### Work to be completed
Reproduce all of the listing below without alteration.

### Records from a collection of figures
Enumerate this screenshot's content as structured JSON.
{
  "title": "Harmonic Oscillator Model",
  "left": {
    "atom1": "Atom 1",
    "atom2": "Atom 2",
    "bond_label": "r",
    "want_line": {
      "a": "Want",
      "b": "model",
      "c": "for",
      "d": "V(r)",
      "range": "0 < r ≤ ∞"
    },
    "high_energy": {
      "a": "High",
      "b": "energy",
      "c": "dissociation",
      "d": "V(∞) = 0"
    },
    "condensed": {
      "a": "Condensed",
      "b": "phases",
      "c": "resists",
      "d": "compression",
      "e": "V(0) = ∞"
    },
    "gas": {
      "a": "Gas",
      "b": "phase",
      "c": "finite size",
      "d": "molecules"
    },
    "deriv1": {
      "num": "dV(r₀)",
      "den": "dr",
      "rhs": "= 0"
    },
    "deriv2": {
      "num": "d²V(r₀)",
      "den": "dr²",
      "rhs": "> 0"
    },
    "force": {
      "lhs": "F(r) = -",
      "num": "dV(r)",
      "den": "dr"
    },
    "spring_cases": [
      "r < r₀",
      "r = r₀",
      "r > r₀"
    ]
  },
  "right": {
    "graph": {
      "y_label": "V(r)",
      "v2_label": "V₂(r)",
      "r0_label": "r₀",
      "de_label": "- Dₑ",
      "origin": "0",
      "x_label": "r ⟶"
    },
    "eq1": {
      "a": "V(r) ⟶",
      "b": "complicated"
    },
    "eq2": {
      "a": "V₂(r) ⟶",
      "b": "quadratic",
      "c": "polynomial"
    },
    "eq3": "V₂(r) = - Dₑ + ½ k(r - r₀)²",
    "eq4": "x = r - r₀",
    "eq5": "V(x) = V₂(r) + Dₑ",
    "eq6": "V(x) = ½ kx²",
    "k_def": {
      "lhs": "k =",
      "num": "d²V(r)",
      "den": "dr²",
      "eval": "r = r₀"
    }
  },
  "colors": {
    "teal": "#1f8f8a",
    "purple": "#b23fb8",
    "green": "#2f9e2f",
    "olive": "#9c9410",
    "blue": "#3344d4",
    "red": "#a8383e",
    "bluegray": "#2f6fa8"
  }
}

### Written response
Enumerate this screenshot's content as structured JSON.
{
  "title": "Harmonic Oscillator Model",
  "left": {
    "atom1": "Atom 1",
    "atom2": "Atom 2",
    "bond_label": "r",
    "want_line": {
      "a": "Want",
      "b": "model",
      "c": "for",
      "d": "V(r)",
      "range": "0 < r ≤ ∞"
    },
    "high_energy": {
      "a": "High",
      "b": "energy",
      "c": "dissociation",
      "d": "V(∞) = 0"
    },
    "condensed": {
      "a": "Condensed",
      "b": "phases",
      "c": "resists",
      "d": "compression",
      "e": "V(0) = ∞"
    },
    "gas": {
      "a": "Gas",
      "b": "phase",
      "c": "finite size",
      "d": "molecules"
    },
    "deriv1": {
      "num": "dV(r₀)",
      "den": "dr",
      "rhs": "= 0"
    },
    "deriv2": {
      "num": "d²V(r₀)",
      "den": "dr²",
      "rhs": "> 0"
    },
    "force": {
      "lhs": "F(r) = -",
      "num": "dV(r)",
      "den": "dr"
    },
    "spring_cases": [
      "r < r₀",
      "r = r₀",
      "r > r₀"
    ]
  },
  "right": {
    "graph": {
      "y_label": "V(r)",
      "v2_label": "V₂(r)",
      "r0_label": "r₀",
      "de_label": "- Dₑ",
      "origin": "0",
      "x_label": "r ⟶"
    },
    "eq1": {
      "a": "V(r) ⟶",
      "b": "complicated"
    },
    "eq2": {
      "a": "V₂(r) ⟶",
      "b": "quadratic",
      "c": "polynomial"
    },
    "eq3": "V₂(r) = - Dₑ + ½ k(r - r₀)²",
    "eq4": "x = r - r₀",
    "eq5": "V(x) = V₂(r) + Dₑ",
    "eq6": "V(x) = ½ kx²",
    "k_def": {
      "lhs": "k =",
      "num": "d²V(r)",
      "den": "dr²",
      "eval": "r = r₀"
    }
  },
  "colors": {
    "teal": "#1f8f8a",
    "purple": "#b23fb8",
    "green": "#2f9e2f",
    "olive": "#9c9410",
    "blue": "#3344d4",
    "red": "#a8383e",
    "bluegray": "#2f6fa8"
  }
}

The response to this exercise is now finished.